Saved data entries
::::::::

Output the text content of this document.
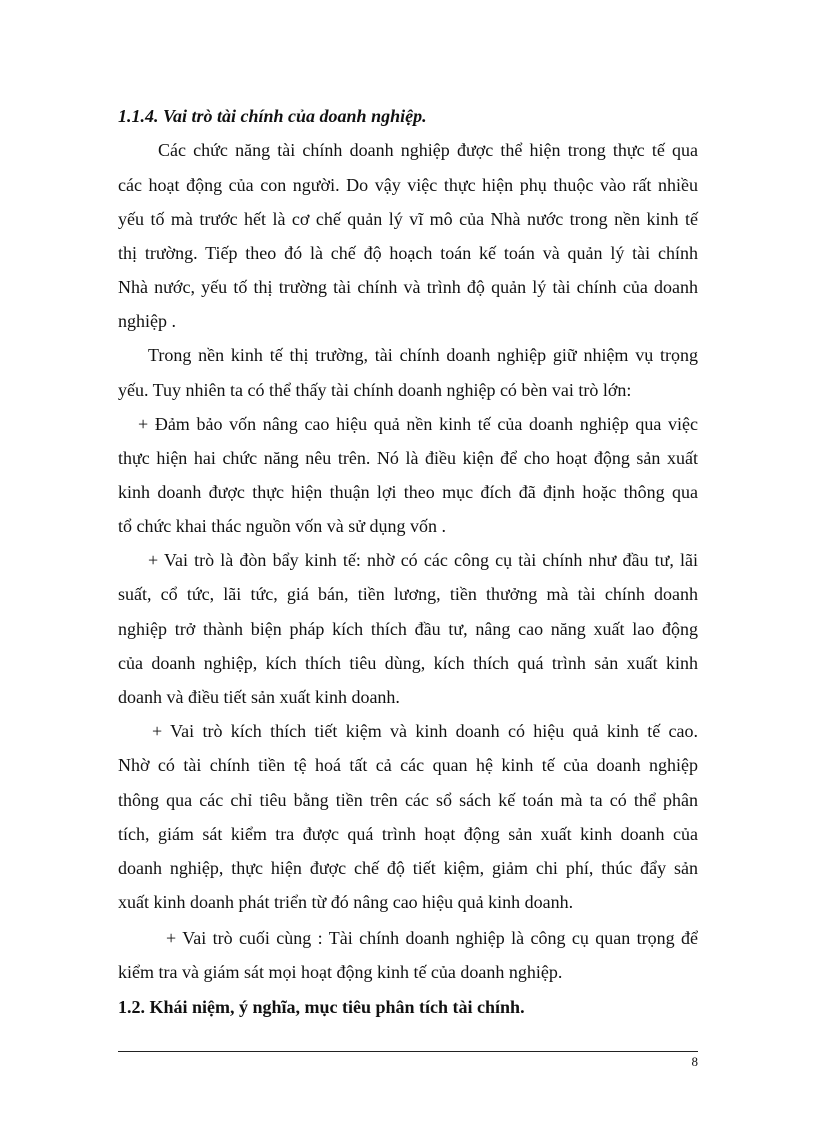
1.1.4. Vai trò tài chính của doanh nghiệp.
Các chức năng tài chính doanh nghiệp được thể hiện trong thực tế qua
các hoạt động của con người. Do vậy việc thực hiện phụ thuộc vào rất nhiều
yếu tố mà trước hết là cơ chế quản lý vĩ mô của Nhà nước trong nền kinh tế
thị trường. Tiếp theo đó là chế độ hoạch toán kế toán và quản lý tài chính
Nhà nước, yếu tố thị trường tài chính và trình độ quản lý tài chính của doanh
nghiệp .
Trong nền kinh tế thị trường, tài chính doanh nghiệp giữ nhiệm vụ trọng
yếu. Tuy nhiên ta có thể thấy tài chính doanh nghiệp có bèn vai trò lớn:
+ Đảm bảo vốn nâng cao hiệu quả nền kinh tế của doanh nghiệp qua việc
thực hiện hai chức năng nêu trên. Nó là điều kiện để cho hoạt động sản xuất
kinh doanh được thực hiện thuận lợi theo mục đích đã định hoặc thông qua
tổ chức khai thác nguồn vốn và sử dụng vốn .
+ Vai trò là đòn bẩy kinh tế: nhờ có các công cụ tài chính như đầu tư, lãi
suất, cổ tức, lãi tức, giá bán, tiền lương, tiền thưởng mà tài chính doanh
nghiệp trở thành biện pháp kích thích đầu tư, nâng cao năng xuất lao động
của doanh nghiệp, kích thích tiêu dùng, kích thích quá trình sản xuất kinh
doanh và điều tiết sản xuất kinh doanh.
+ Vai trò kích thích tiết kiệm và kinh doanh có hiệu quả kinh tế cao.
Nhờ có tài chính tiền tệ hoá tất cả các quan hệ kinh tế của doanh nghiệp
thông qua các chỉ tiêu bằng tiền trên các sổ sách kế toán mà ta có thể phân
tích, giám sát kiểm tra được quá trình hoạt động sản xuất kinh doanh của
doanh nghiệp, thực hiện được chế độ tiết kiệm, giảm chi phí, thúc đẩy sản
xuất kinh doanh phát triển từ đó nâng cao hiệu quả kinh doanh.
+ Vai trò cuối cùng : Tài chính doanh nghiệp là công cụ quan trọng để
kiểm tra và giám sát mọi hoạt động kinh tế của doanh nghiệp.
1.2. Khái niệm, ý nghĩa, mục tiêu phân tích tài chính.
8
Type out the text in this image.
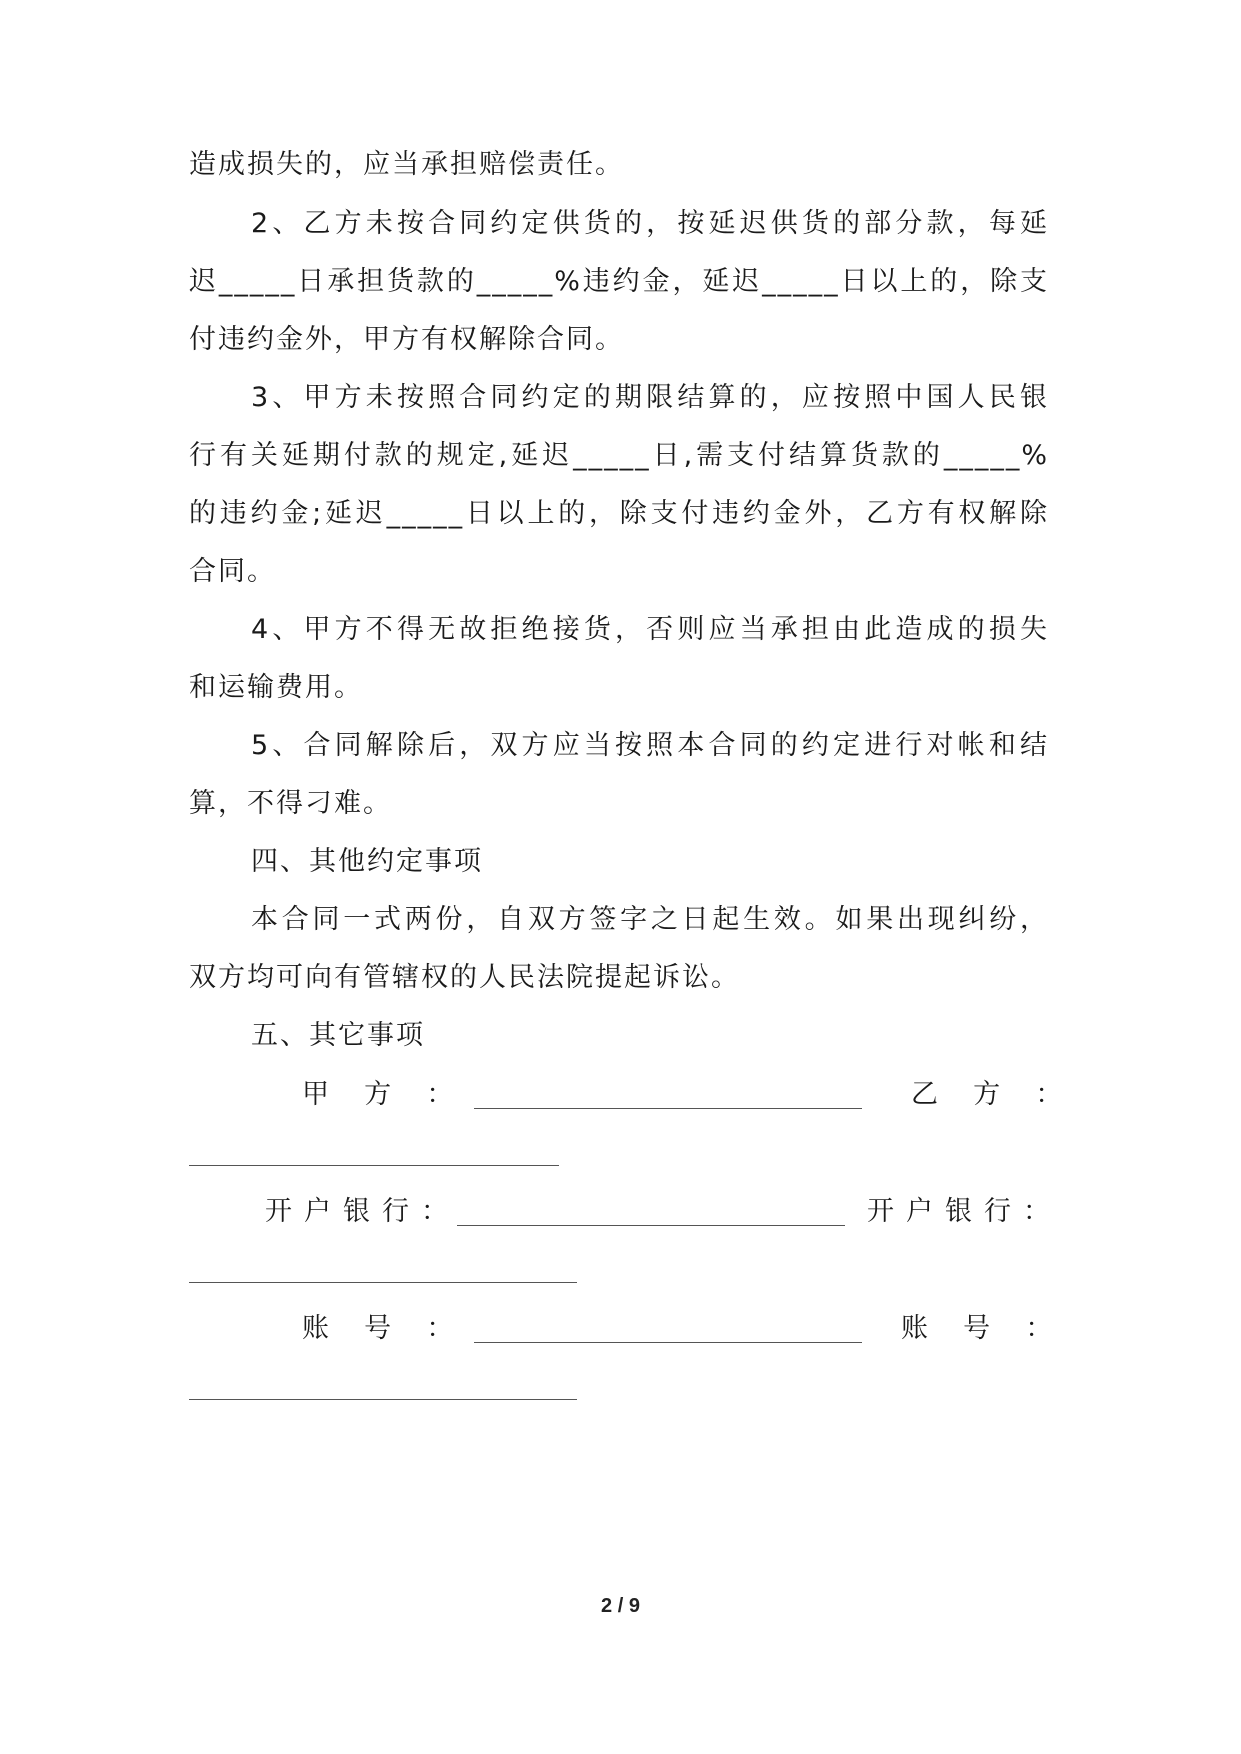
造成损失的，应当承担赔偿责任。
2、乙方未按合同约定供货的，按延迟供货的部分款，每延
迟_____日承担货款的_____%违约金，延迟_____日以上的，除支
付违约金外，甲方有权解除合同。
3、甲方未按照合同约定的期限结算的，应按照中国人民银
行有关延期付款的规定,延迟_____日,需支付结算货款的_____%
的违约金;延迟_____日以上的，除支付违约金外，乙方有权解除
合同。
4、甲方不得无故拒绝接货，否则应当承担由此造成的损失
和运输费用。
5、合同解除后，双方应当按照本合同的约定进行对帐和结
算，不得刁难。
四、其他约定事项
本合同一式两份，自双方签字之日起生效。如果出现纠纷，
双方均可向有管辖权的人民法院提起诉讼。
五、其它事项
甲  方  ：	乙  方  ：
开户银行：	开户银行：
账  号  ：	账  号  ：
2 / 9
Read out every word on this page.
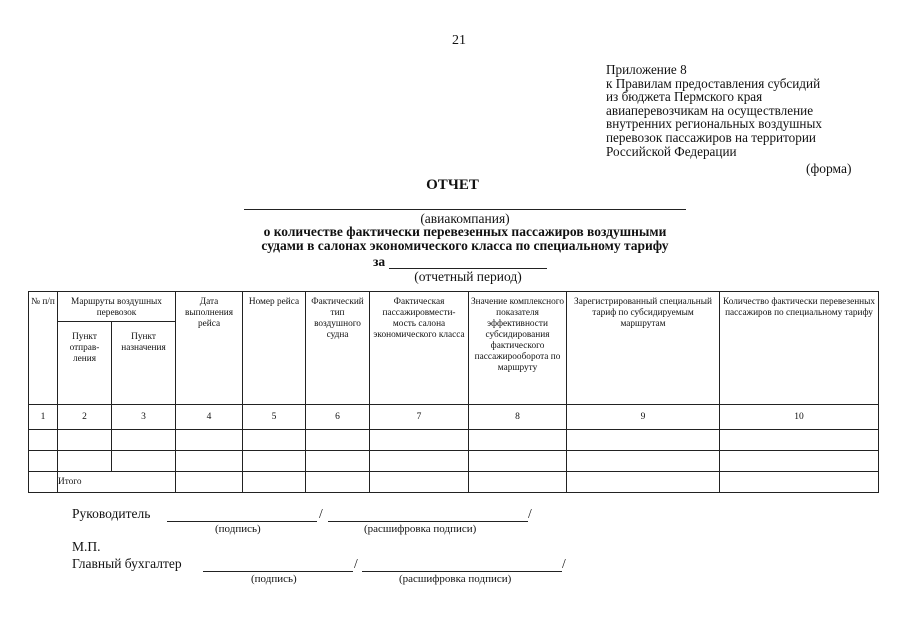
21
Приложение 8
к Правилам предоставления субсидий
из бюджета Пермского края
авиаперевозчикам на осуществление
внутренних региональных воздушных
перевозок пассажиров на территории
Российской Федерации
(форма)
ОТЧЕТ
(авиакомпания)
о количестве фактически перевезенных пассажиров воздушными
судами в салонах экономического класса по специальному тарифу
за
(отчетный период)
№ п/п	Маршруты воздушных перевозок		Дата выполнения рейса	Номер рейса	Фактический тип воздушного судна	Фактическая пассажировмести-мость салона экономического класса	Значение комплексного показателя эффективности субсидирования фактического пассажирооборота по маршруту	Зарегистрированный специальный тариф по субсидируемым маршрутам	Количество фактически перевезенных пассажиров по специальному тарифу
	Пункт отправ-ления	Пункт назначения							
1	2	3	4	5	6	7	8	9	10

	Итого								
Руководитель	/	/
(подпись)	(расшифровка подписи)
М.П.
Главный бухгалтер	/	/
(подпись)	(расшифровка подписи)
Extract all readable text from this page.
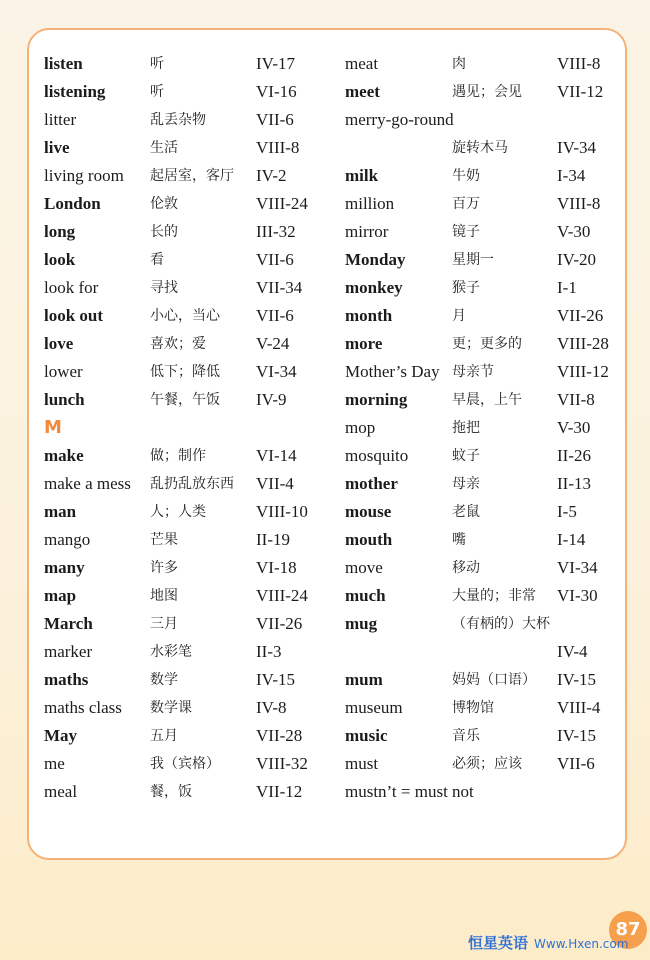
listen	听	IV-17
listening	听	VI-16
litter	乱丢杂物	VII-6
live	生活	VIII-8
living room 起居室，客厅 IV-2
London	伦敦	VIII-24
long	长的	III-32
look	看	VII-6
look for	寻找	VII-34
look out	小心，当心 VII-6
love	喜欢；爱	V-24
lower	低下；降低 VI-34
lunch	午餐，午饭 IV-9
M
make	做；制作	VI-14
make a mess 乱扔乱放东西 VII-4
man	人；人类	VIII-10
mango	芒果	II-19
many	许多	VI-18
map	地图	VIII-24
March	三月	VII-26
marker	水彩笔	II-3
maths	数学	IV-15
maths class 数学课	IV-8
May	五月	VII-28
me	我（宾格） VIII-32
meal	餐，饭	VII-12
meat	肉	VIII-8
meet	遇见；会见 VII-12
merry-go-round
旋转木马	IV-34
milk	牛奶	I-34
million	百万	VIII-8
mirror	镜子	V-30
Monday	星期一	IV-20
monkey	猴子	I-1
month	月	VII-26
more	更；更多的 VIII-28
Mother’s Day 母亲节	VIII-12
morning	早晨，上午 VII-8
mop	拖把	V-30
mosquito	蚊子	II-26
mother	母亲	II-13
mouse	老鼠	I-5
mouth	嘴	I-14
move	移动	VI-34
much	大量的；非常 VI-30
mug	（有柄的）大杯
IV-4
mum	妈妈（口语） IV-15
museum	博物馆	VIII-4
music	音乐	IV-15
must	必须；应该 VII-6
mustn’t = must not
87
恒星英语 Www.Hxen.com
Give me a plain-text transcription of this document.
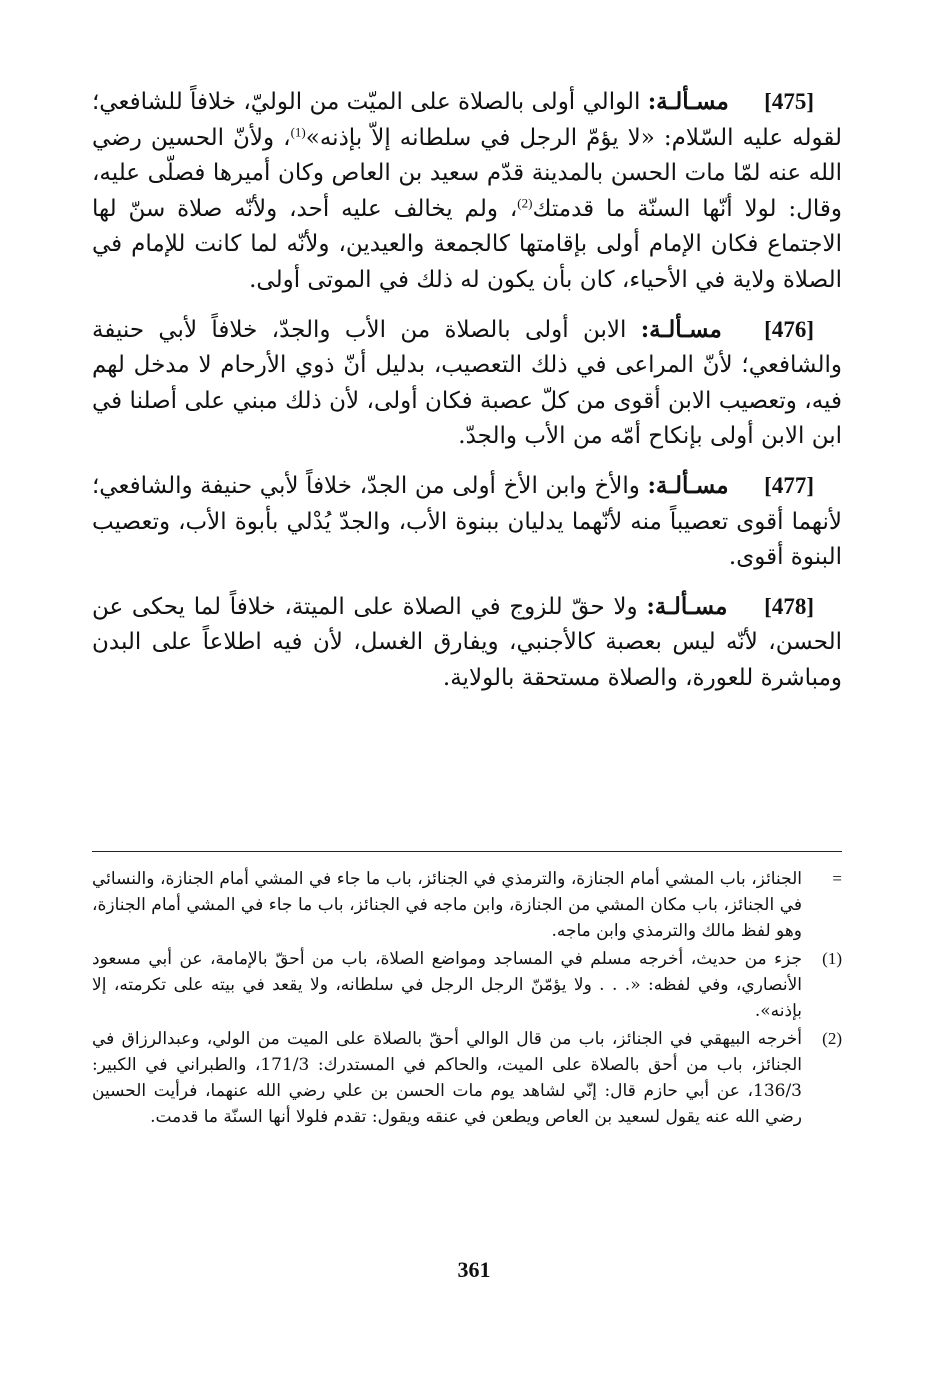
[475] مسـألـة: الوالي أولى بالصلاة على الميّت من الوليّ، خلافاً للشافعي؛ لقوله عليه السّلام: «لا يؤمّ الرجل في سلطانه إلاّ بإذنه»$^{(1)}$، ولأنّ الحسين رضي الله عنه لمّا مات الحسن بالمدينة قدّم سعيد بن العاص وكان أميرها فصلّى عليه، وقال: لولا أنّها السنّة ما قدمتك$^{(2)}$، ولم يخالف عليه أحد، ولأنّه صلاة سنّ لها الاجتماع فكان الإمام أولى بإقامتها كالجمعة والعيدين، ولأنّه لما كانت للإمام في الصلاة ولاية في الأحياء، كان بأن يكون له ذلك في الموتى أولى.

[476] مسـألـة: الابن أولى بالصلاة من الأب والجدّ، خلافاً لأبي حنيفة والشافعي؛ لأنّ المراعى في ذلك التعصيب، بدليل أنّ ذوي الأرحام لا مدخل لهم فيه، وتعصيب الابن أقوى من كلّ عصبة فكان أولى، لأن ذلك مبني على أصلنا في ابن الابن أولى بإنكاح أمّه من الأب والجدّ.

[477] مسـألـة: والأخ وابن الأخ أولى من الجدّ، خلافاً لأبي حنيفة والشافعي؛ لأنهما أقوى تعصيباً منه لأنّهما يدليان ببنوة الأب، والجدّ يُدْلي بأبوة الأب، وتعصيب البنوة أقوى.

[478] مسـألـة: ولا حقّ للزوج في الصلاة على الميتة، خلافاً لما يحكى عن الحسن، لأنّه ليس بعصبة كالأجنبي، ويفارق الغسل، لأن فيه اطلاعاً على البدن ومباشرة للعورة، والصلاة مستحقة بالولاية.

=
الجنائز، باب المشي أمام الجنازة، والترمذي في الجنائز، باب ما جاء في المشي أمام الجنازة، والنسائي في الجنائز، باب مكان المشي من الجنازة، وابن ماجه في الجنائز، باب ما جاء في المشي أمام الجنازة، وهو لفظ مالك والترمذي وابن ماجه.
(1)
جزء من حديث، أخرجه مسلم في المساجد ومواضع الصلاة، باب من أحقّ بالإمامة، عن أبي مسعود الأنصاري، وفي لفظه: «. . . ولا يؤمّنّ الرجل الرجل في سلطانه، ولا يقعد في بيته على تكرمته، إلا بإذنه».
(2)
أخرجه البيهقي في الجنائز، باب من قال الوالي أحقّ بالصلاة على الميت من الولي، وعبدالرزاق في الجنائز، باب من أحق بالصلاة على الميت، والحاكم في المستدرك: 171/3، والطبراني في الكبير: 136/3، عن أبي حازم قال: إنّي لشاهد يوم مات الحسن بن علي رضي الله عنهما، فرأيت الحسين رضي الله عنه يقول لسعيد بن العاص ويطعن في عنقه ويقول: تقدم فلولا أنها السنّة ما قدمت.
361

::::::::

■ **Short exercise**:
In the records above, find the line containing "Give me a plain-text". Reproduce it and every line after it through the last line, omitting pictures.

■ **Problem solution**:
Give me a plain-text transcription of this document.
[475] مسـألـة: الوالي أولى بالصلاة على الميّت من الوليّ، خلافاً للشافعي؛ لقوله عليه السّلام: «لا يؤمّ الرجل في سلطانه إلاّ بإذنه»$^{(1)}$، ولأنّ الحسين رضي الله عنه لمّا مات الحسن بالمدينة قدّم سعيد بن العاص وكان أميرها فصلّى عليه، وقال: لولا أنّها السنّة ما قدمتك$^{(2)}$، ولم يخالف عليه أحد، ولأنّه صلاة سنّ لها الاجتماع فكان الإمام أولى بإقامتها كالجمعة والعيدين، ولأنّه لما كانت للإمام في الصلاة ولاية في الأحياء، كان بأن يكون له ذلك في الموتى أولى.

[476] مسـألـة: الابن أولى بالصلاة من الأب والجدّ، خلافاً لأبي حنيفة والشافعي؛ لأنّ المراعى في ذلك التعصيب، بدليل أنّ ذوي الأرحام لا مدخل لهم فيه، وتعصيب الابن أقوى من كلّ عصبة فكان أولى، لأن ذلك مبني على أصلنا في ابن الابن أولى بإنكاح أمّه من الأب والجدّ.

[477] مسـألـة: والأخ وابن الأخ أولى من الجدّ، خلافاً لأبي حنيفة والشافعي؛ لأنهما أقوى تعصيباً منه لأنّهما يدليان ببنوة الأب، والجدّ يُدْلي بأبوة الأب، وتعصيب البنوة أقوى.

[478] مسـألـة: ولا حقّ للزوج في الصلاة على الميتة، خلافاً لما يحكى عن الحسن، لأنّه ليس بعصبة كالأجنبي، ويفارق الغسل، لأن فيه اطلاعاً على البدن ومباشرة للعورة، والصلاة مستحقة بالولاية.

=
الجنائز، باب المشي أمام الجنازة، والترمذي في الجنائز، باب ما جاء في المشي أمام الجنازة، والنسائي في الجنائز، باب مكان المشي من الجنازة، وابن ماجه في الجنائز، باب ما جاء في المشي أمام الجنازة، وهو لفظ مالك والترمذي وابن ماجه.
(1)
جزء من حديث، أخرجه مسلم في المساجد ومواضع الصلاة، باب من أحقّ بالإمامة، عن أبي مسعود الأنصاري، وفي لفظه: «. . . ولا يؤمّنّ الرجل الرجل في سلطانه، ولا يقعد في بيته على تكرمته، إلا بإذنه».
(2)
أخرجه البيهقي في الجنائز، باب من قال الوالي أحقّ بالصلاة على الميت من الولي، وعبدالرزاق في الجنائز، باب من أحق بالصلاة على الميت، والحاكم في المستدرك: 171/3، والطبراني في الكبير: 136/3، عن أبي حازم قال: إنّي لشاهد يوم مات الحسن بن علي رضي الله عنهما، فرأيت الحسين رضي الله عنه يقول لسعيد بن العاص ويطعن في عنقه ويقول: تقدم فلولا أنها السنّة ما قدمت.
361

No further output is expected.